= Prompt =
Switch "interactable" to "clickable" in the lines running from the start of the records through the line containing "215, 436, 227]", inclusive, keeping everything else the same. Return only those lines.

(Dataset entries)
▬▬▬▬▬▬
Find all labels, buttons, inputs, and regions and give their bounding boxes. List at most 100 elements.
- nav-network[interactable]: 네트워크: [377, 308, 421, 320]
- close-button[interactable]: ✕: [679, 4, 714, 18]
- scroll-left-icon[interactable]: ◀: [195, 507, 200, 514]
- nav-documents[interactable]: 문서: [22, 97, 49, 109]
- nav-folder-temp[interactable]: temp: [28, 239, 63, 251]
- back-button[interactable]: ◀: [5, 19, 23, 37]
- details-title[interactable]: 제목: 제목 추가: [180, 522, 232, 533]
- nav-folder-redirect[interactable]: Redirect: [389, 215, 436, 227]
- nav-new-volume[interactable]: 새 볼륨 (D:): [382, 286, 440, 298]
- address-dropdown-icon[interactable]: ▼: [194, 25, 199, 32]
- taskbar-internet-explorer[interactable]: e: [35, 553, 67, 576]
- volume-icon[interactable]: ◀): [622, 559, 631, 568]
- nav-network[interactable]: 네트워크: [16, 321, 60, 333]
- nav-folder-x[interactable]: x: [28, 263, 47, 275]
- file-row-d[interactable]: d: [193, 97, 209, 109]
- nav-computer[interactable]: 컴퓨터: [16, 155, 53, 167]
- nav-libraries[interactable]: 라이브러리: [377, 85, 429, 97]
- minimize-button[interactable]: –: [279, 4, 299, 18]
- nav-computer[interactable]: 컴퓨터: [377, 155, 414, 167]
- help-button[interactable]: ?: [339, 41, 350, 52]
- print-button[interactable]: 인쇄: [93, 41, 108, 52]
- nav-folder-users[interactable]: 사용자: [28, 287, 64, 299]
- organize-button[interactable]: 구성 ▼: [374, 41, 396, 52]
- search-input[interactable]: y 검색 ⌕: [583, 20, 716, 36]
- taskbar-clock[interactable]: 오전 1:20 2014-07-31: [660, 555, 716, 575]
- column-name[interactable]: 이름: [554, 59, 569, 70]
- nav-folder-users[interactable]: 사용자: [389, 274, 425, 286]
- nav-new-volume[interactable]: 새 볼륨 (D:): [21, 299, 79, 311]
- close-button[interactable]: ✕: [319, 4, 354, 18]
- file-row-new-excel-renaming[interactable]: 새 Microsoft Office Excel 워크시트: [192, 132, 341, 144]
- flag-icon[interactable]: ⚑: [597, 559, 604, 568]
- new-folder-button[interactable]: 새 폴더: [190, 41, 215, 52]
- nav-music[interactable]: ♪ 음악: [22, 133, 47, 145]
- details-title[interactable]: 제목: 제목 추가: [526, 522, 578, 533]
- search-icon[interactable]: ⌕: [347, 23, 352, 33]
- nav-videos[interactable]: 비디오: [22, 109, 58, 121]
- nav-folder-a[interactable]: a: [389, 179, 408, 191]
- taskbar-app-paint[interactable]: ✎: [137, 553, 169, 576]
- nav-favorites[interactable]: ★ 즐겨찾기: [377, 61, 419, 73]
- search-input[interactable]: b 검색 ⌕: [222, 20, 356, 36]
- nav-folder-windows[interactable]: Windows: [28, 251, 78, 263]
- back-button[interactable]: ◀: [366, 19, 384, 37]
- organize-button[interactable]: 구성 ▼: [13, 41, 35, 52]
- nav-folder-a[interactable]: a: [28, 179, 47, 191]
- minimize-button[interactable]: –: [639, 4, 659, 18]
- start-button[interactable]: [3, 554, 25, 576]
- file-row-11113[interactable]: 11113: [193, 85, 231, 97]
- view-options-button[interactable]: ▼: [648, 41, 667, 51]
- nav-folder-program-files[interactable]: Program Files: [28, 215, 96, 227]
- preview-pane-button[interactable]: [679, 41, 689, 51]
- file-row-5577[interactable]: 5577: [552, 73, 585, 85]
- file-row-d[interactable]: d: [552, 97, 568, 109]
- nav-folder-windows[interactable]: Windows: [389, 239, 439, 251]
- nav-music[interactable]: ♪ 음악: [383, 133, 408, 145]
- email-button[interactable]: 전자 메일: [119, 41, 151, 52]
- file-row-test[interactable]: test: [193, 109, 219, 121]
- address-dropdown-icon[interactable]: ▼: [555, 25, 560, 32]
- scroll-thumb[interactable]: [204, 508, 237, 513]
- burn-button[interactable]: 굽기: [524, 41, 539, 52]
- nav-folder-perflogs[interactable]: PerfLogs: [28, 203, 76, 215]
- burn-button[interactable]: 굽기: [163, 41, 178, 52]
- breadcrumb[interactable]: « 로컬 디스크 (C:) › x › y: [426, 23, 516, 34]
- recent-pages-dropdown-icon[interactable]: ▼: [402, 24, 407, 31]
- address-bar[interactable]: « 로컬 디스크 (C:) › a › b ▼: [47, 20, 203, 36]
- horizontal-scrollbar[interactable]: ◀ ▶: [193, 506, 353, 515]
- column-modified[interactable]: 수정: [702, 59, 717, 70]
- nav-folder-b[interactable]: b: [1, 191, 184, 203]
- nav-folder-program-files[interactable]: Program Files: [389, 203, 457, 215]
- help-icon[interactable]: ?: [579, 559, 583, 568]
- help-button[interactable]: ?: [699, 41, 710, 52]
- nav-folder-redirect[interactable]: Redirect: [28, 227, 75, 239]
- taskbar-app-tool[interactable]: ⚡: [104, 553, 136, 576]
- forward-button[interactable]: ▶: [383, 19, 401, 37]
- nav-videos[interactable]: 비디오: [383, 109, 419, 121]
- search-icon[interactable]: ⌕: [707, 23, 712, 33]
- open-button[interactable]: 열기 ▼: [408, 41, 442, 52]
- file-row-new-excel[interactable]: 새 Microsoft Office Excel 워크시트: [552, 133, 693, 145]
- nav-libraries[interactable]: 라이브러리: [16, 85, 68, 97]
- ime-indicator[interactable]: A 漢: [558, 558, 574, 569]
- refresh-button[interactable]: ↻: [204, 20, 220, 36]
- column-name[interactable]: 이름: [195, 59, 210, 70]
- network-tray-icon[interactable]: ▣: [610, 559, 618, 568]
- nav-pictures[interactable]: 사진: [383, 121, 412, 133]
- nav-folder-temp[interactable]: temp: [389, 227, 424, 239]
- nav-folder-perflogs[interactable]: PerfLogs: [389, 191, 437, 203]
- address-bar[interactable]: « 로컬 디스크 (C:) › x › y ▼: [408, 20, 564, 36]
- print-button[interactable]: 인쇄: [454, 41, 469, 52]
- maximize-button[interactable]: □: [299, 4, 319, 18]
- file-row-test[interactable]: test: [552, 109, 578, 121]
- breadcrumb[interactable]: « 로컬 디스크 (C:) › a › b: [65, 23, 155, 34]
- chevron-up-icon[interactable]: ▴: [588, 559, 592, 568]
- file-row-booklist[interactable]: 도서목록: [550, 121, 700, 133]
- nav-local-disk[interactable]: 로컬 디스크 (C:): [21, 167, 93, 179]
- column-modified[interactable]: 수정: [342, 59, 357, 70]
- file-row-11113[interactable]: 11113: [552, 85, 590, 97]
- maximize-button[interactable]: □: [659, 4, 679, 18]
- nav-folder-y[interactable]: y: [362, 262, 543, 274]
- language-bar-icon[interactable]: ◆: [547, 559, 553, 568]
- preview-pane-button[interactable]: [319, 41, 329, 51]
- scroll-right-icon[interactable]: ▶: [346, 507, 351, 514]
▬▬▬▬▬▬
= Solution =
Find all labels, buttons, inputs, and regions and give their bounding boxes. List at most 100 elements.
- nav-network[clickable]: 네트워크: [377, 308, 421, 320]
- close-button[clickable]: ✕: [679, 4, 714, 18]
- scroll-left-icon[clickable]: ◀: [195, 507, 200, 514]
- nav-documents[clickable]: 문서: [22, 97, 49, 109]
- nav-folder-temp[clickable]: temp: [28, 239, 63, 251]
- back-button[clickable]: ◀: [5, 19, 23, 37]
- details-title[clickable]: 제목: 제목 추가: [180, 522, 232, 533]
- nav-folder-redirect[clickable]: Redirect: [389, 215, 436, 227]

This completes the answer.